SHORT PROBLEM:
Exclude the pictures; give every entry again exactly as written.

RECORDS SHOWN:
※ ※ ※

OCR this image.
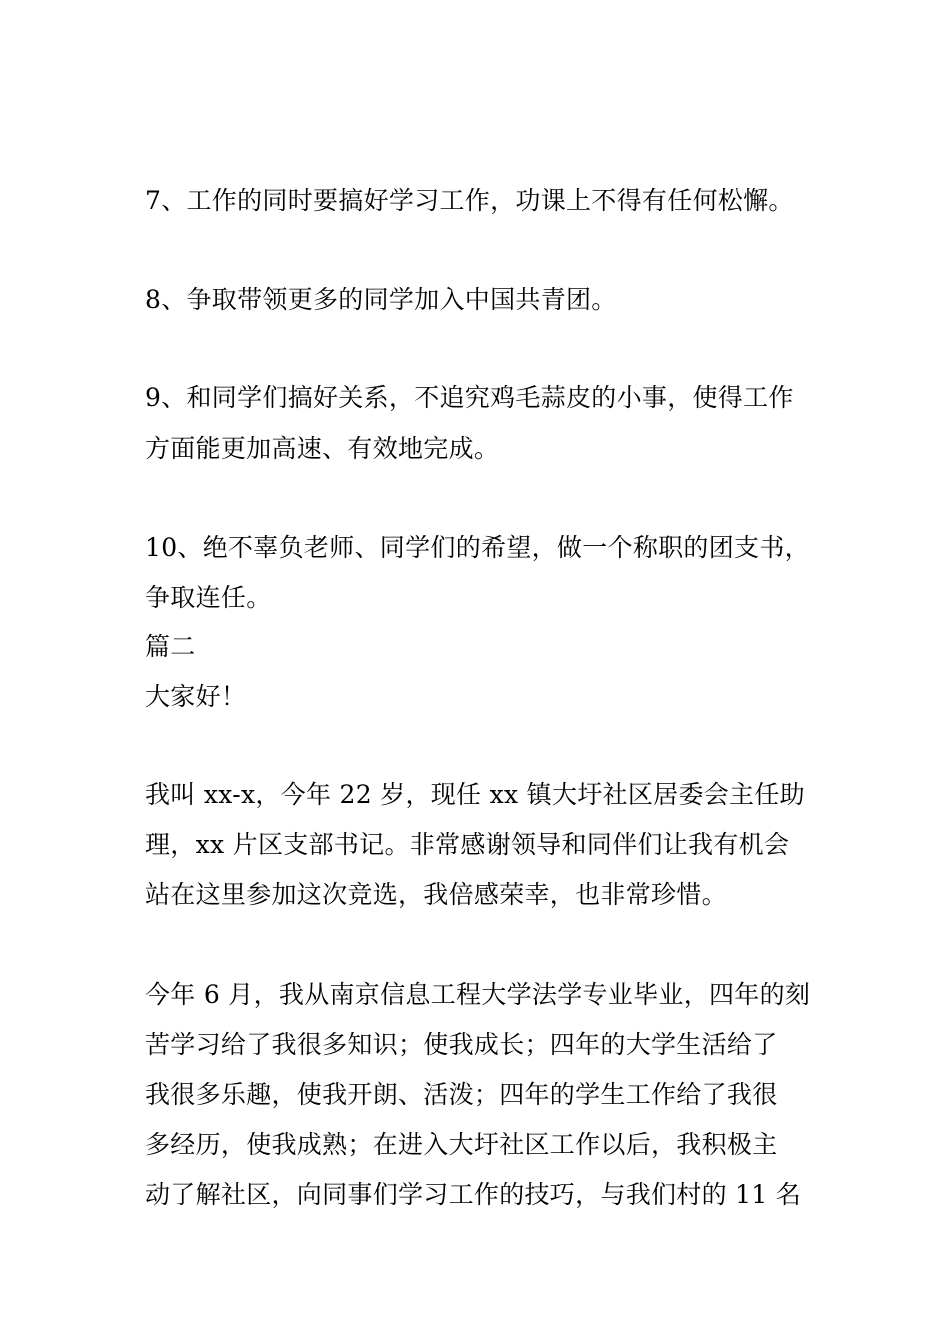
7、工作的同时要搞好学习工作，功课上不得有任何松懈。

8、争取带领更多的同学加入中国共青团。

9、和同学们搞好关系，不追究鸡毛蒜皮的小事，使得工作

方面能更加高速、有效地完成。

10、绝不辜负老师、同学们的希望，做一个称职的团支书，

争取连任。

篇二

大家好！

我叫 xx-x，今年 22 岁，现任 xx 镇大圩社区居委会主任助

理，xx 片区支部书记。非常感谢领导和同伴们让我有机会

站在这里参加这次竞选，我倍感荣幸，也非常珍惜。

今年 6 月，我从南京信息工程大学法学专业毕业，四年的刻

苦学习给了我很多知识；使我成长；四年的大学生活给了

我很多乐趣，使我开朗、活泼；四年的学生工作给了我很

多经历，使我成熟；在进入大圩社区工作以后，我积极主

动了解社区，向同事们学习工作的技巧，与我们村的 11 名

※ ※ ※

THE ANSWER:
OCR this image.
7、工作的同时要搞好学习工作，功课上不得有任何松懈。

8、争取带领更多的同学加入中国共青团。

9、和同学们搞好关系，不追究鸡毛蒜皮的小事，使得工作

方面能更加高速、有效地完成。

10、绝不辜负老师、同学们的希望，做一个称职的团支书，

争取连任。

篇二

大家好！

我叫 xx-x，今年 22 岁，现任 xx 镇大圩社区居委会主任助

理，xx 片区支部书记。非常感谢领导和同伴们让我有机会

站在这里参加这次竞选，我倍感荣幸，也非常珍惜。

今年 6 月，我从南京信息工程大学法学专业毕业，四年的刻

苦学习给了我很多知识；使我成长；四年的大学生活给了

我很多乐趣，使我开朗、活泼；四年的学生工作给了我很

多经历，使我成熟；在进入大圩社区工作以后，我积极主

动了解社区，向同事们学习工作的技巧，与我们村的 11 名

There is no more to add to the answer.